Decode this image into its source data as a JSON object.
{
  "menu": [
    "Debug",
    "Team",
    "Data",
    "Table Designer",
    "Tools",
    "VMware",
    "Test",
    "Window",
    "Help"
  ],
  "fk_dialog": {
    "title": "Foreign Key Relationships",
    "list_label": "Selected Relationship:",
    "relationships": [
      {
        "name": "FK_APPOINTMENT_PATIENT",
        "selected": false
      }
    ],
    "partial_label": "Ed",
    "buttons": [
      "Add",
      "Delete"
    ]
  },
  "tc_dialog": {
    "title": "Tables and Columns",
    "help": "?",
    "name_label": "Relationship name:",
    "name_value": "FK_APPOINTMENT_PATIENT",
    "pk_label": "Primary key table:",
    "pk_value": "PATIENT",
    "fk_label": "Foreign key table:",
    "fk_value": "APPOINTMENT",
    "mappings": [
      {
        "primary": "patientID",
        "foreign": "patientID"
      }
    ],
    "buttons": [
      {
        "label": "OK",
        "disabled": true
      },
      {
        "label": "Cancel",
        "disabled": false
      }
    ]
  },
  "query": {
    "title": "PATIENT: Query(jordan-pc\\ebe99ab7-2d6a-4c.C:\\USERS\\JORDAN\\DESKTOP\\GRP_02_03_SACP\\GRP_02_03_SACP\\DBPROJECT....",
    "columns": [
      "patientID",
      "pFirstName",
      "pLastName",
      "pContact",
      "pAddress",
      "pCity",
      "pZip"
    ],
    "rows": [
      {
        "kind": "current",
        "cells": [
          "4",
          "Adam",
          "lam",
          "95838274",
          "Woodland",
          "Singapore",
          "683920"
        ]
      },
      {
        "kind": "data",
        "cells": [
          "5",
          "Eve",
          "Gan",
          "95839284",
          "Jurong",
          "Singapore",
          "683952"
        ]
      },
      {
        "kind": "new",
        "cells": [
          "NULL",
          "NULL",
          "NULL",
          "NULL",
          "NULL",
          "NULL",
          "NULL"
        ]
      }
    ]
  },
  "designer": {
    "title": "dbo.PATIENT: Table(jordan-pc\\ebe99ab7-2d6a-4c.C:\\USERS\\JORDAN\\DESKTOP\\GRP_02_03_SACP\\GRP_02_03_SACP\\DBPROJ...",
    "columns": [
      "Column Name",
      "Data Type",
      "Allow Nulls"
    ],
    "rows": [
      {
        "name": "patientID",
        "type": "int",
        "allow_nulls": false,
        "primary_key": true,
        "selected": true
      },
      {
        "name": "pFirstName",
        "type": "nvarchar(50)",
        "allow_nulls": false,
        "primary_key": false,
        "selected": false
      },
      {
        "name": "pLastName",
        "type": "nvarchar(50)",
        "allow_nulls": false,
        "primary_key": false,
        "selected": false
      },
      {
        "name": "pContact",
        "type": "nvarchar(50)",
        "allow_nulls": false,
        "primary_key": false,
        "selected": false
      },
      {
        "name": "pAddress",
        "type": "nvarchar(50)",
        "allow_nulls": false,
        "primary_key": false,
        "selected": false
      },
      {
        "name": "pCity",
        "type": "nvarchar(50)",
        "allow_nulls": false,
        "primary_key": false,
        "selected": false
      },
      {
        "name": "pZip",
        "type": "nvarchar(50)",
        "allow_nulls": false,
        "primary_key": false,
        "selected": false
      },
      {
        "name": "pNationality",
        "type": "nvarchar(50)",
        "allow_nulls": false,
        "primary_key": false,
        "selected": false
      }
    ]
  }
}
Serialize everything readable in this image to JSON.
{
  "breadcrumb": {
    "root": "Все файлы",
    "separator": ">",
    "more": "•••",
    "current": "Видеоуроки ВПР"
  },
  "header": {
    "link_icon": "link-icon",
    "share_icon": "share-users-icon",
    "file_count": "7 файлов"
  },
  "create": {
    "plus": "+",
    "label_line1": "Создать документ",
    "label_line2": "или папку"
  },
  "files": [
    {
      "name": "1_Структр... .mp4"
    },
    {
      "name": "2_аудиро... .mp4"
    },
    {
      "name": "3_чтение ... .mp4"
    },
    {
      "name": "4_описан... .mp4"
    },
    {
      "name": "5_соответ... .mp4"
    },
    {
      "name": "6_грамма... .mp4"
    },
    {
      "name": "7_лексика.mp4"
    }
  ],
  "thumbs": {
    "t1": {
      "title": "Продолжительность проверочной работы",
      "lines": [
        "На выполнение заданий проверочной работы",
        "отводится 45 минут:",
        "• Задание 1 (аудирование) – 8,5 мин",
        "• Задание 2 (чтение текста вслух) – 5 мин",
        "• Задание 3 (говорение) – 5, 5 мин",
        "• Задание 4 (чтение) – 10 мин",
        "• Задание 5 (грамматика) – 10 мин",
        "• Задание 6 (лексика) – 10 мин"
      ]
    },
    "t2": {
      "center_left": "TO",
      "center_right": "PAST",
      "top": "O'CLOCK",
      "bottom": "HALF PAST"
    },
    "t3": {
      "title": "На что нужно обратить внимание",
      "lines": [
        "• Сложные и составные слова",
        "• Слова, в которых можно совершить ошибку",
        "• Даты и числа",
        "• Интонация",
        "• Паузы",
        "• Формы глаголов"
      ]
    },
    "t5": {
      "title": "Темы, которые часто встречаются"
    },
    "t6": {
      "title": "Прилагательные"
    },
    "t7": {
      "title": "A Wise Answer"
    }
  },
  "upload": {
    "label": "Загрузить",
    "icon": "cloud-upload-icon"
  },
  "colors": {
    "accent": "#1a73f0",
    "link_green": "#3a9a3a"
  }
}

--- WHAT YOU SHOULD DO ---
Return all lines with the word "image" in them.

--- SOLVED PROBLEM ---
Decode this image into its source data as a JSON object.
Serialize everything readable in this image to JSON.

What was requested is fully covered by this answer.